**TO BE DONE:**
Below are some records; reproduce every one of them exactly.

**DATASET RECORDS:**
## Begin
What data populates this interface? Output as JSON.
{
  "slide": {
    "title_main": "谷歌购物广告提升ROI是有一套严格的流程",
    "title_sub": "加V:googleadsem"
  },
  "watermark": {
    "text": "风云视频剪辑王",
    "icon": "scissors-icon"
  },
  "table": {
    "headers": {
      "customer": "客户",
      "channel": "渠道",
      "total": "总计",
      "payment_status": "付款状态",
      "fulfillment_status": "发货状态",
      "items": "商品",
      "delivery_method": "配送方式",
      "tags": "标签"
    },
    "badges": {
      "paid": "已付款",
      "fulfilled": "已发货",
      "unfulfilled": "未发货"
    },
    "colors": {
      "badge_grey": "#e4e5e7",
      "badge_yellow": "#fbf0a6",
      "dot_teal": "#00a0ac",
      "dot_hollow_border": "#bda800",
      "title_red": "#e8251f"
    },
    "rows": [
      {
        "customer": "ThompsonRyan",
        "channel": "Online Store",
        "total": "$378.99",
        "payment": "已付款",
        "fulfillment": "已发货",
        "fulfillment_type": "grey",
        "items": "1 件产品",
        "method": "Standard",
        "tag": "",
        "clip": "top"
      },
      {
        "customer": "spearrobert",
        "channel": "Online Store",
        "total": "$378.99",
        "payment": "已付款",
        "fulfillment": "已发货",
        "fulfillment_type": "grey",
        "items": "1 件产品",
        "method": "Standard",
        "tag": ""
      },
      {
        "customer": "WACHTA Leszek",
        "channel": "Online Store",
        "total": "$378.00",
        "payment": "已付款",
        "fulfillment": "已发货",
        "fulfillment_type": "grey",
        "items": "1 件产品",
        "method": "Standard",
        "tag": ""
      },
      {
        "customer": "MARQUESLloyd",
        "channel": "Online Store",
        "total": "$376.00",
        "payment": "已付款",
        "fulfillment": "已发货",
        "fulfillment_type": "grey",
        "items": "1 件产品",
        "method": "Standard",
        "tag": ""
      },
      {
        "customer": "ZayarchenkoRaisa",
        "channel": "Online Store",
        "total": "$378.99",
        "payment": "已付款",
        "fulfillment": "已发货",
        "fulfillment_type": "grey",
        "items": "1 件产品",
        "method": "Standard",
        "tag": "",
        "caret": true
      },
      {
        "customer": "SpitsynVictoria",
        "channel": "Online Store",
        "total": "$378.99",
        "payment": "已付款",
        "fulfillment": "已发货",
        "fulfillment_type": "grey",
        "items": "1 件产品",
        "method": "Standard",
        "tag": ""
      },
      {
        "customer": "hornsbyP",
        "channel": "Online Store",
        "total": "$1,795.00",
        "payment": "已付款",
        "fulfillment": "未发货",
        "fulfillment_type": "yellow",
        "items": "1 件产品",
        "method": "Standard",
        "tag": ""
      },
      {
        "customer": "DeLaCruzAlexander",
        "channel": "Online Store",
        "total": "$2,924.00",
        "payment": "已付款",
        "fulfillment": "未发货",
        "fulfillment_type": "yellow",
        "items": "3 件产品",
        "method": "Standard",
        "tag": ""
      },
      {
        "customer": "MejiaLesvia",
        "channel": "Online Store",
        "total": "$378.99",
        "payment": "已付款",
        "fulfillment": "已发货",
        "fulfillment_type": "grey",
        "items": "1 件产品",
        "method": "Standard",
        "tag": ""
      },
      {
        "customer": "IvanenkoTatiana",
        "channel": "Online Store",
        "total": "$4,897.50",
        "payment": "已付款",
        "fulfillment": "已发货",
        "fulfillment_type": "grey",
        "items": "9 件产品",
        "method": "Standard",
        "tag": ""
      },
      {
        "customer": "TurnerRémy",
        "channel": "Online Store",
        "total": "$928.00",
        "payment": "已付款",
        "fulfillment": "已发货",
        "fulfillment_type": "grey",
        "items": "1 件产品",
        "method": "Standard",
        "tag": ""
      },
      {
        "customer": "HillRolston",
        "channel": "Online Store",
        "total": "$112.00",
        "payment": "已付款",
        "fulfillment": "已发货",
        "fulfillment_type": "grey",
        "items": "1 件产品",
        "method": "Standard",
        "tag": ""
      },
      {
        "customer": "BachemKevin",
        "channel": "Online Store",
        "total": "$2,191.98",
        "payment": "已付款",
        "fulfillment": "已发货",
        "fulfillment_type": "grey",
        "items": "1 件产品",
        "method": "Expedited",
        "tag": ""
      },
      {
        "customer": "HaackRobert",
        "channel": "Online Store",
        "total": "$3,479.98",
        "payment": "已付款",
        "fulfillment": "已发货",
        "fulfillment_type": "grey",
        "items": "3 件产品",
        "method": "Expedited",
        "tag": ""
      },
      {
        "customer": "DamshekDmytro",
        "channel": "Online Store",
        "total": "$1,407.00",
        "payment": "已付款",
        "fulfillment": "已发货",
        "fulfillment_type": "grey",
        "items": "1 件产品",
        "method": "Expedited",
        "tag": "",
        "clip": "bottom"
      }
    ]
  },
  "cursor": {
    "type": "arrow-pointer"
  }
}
## End
**WRITTEN SOLUTION:**
What data populates this interface? Output as JSON.
{
  "slide": {
    "title_main": "谷歌购物广告提升ROI是有一套严格的流程",
    "title_sub": "加V:googleadsem"
  },
  "watermark": {
    "text": "风云视频剪辑王",
    "icon": "scissors-icon"
  },
  "table": {
    "headers": {
      "customer": "客户",
      "channel": "渠道",
      "total": "总计",
      "payment_status": "付款状态",
      "fulfillment_status": "发货状态",
      "items": "商品",
      "delivery_method": "配送方式",
      "tags": "标签"
    },
    "badges": {
      "paid": "已付款",
      "fulfilled": "已发货",
      "unfulfilled": "未发货"
    },
    "colors": {
      "badge_grey": "#e4e5e7",
      "badge_yellow": "#fbf0a6",
      "dot_teal": "#00a0ac",
      "dot_hollow_border": "#bda800",
      "title_red": "#e8251f"
    },
    "rows": [
      {
        "customer": "ThompsonRyan",
        "channel": "Online Store",
        "total": "$378.99",
        "payment": "已付款",
        "fulfillment": "已发货",
        "fulfillment_type": "grey",
        "items": "1 件产品",
        "method": "Standard",
        "tag": "",
        "clip": "top"
      },
      {
        "customer": "spearrobert",
        "channel": "Online Store",
        "total": "$378.99",
        "payment": "已付款",
        "fulfillment": "已发货",
        "fulfillment_type": "grey",
        "items": "1 件产品",
        "method": "Standard",
        "tag": ""
      },
      {
        "customer": "WACHTA Leszek",
        "channel": "Online Store",
        "total": "$378.00",
        "payment": "已付款",
        "fulfillment": "已发货",
        "fulfillment_type": "grey",
        "items": "1 件产品",
        "method": "Standard",
        "tag": ""
      },
      {
        "customer": "MARQUESLloyd",
        "channel": "Online Store",
        "total": "$376.00",
        "payment": "已付款",
        "fulfillment": "已发货",
        "fulfillment_type": "grey",
        "items": "1 件产品",
        "method": "Standard",
        "tag": ""
      },
      {
        "customer": "ZayarchenkoRaisa",
        "channel": "Online Store",
        "total": "$378.99",
        "payment": "已付款",
        "fulfillment": "已发货",
        "fulfillment_type": "grey",
        "items": "1 件产品",
        "method": "Standard",
        "tag": "",
        "caret": true
      },
      {
        "customer": "SpitsynVictoria",
        "channel": "Online Store",
        "total": "$378.99",
        "payment": "已付款",
        "fulfillment": "已发货",
        "fulfillment_type": "grey",
        "items": "1 件产品",
        "method": "Standard",
        "tag": ""
      },
      {
        "customer": "hornsbyP",
        "channel": "Online Store",
        "total": "$1,795.00",
        "payment": "已付款",
        "fulfillment": "未发货",
        "fulfillment_type": "yellow",
        "items": "1 件产品",
        "method": "Standard",
        "tag": ""
      },
      {
        "customer": "DeLaCruzAlexander",
        "channel": "Online Store",
        "total": "$2,924.00",
        "payment": "已付款",
        "fulfillment": "未发货",
        "fulfillment_type": "yellow",
        "items": "3 件产品",
        "method": "Standard",
        "tag": ""
      },
      {
        "customer": "MejiaLesvia",
        "channel": "Online Store",
        "total": "$378.99",
        "payment": "已付款",
        "fulfillment": "已发货",
        "fulfillment_type": "grey",
        "items": "1 件产品",
        "method": "Standard",
        "tag": ""
      },
      {
        "customer": "IvanenkoTatiana",
        "channel": "Online Store",
        "total": "$4,897.50",
        "payment": "已付款",
        "fulfillment": "已发货",
        "fulfillment_type": "grey",
        "items": "9 件产品",
        "method": "Standard",
        "tag": ""
      },
      {
        "customer": "TurnerRémy",
        "channel": "Online Store",
        "total": "$928.00",
        "payment": "已付款",
        "fulfillment": "已发货",
        "fulfillment_type": "grey",
        "items": "1 件产品",
        "method": "Standard",
        "tag": ""
      },
      {
        "customer": "HillRolston",
        "channel": "Online Store",
        "total": "$112.00",
        "payment": "已付款",
        "fulfillment": "已发货",
        "fulfillment_type": "grey",
        "items": "1 件产品",
        "method": "Standard",
        "tag": ""
      },
      {
        "customer": "BachemKevin",
        "channel": "Online Store",
        "total": "$2,191.98",
        "payment": "已付款",
        "fulfillment": "已发货",
        "fulfillment_type": "grey",
        "items": "1 件产品",
        "method": "Expedited",
        "tag": ""
      },
      {
        "customer": "HaackRobert",
        "channel": "Online Store",
        "total": "$3,479.98",
        "payment": "已付款",
        "fulfillment": "已发货",
        "fulfillment_type": "grey",
        "items": "3 件产品",
        "method": "Expedited",
        "tag": ""
      },
      {
        "customer": "DamshekDmytro",
        "channel": "Online Store",
        "total": "$1,407.00",
        "payment": "已付款",
        "fulfillment": "已发货",
        "fulfillment_type": "grey",
        "items": "1 件产品",
        "method": "Expedited",
        "tag": "",
        "clip": "bottom"
      }
    ]
  },
  "cursor": {
    "type": "arrow-pointer"
  }
}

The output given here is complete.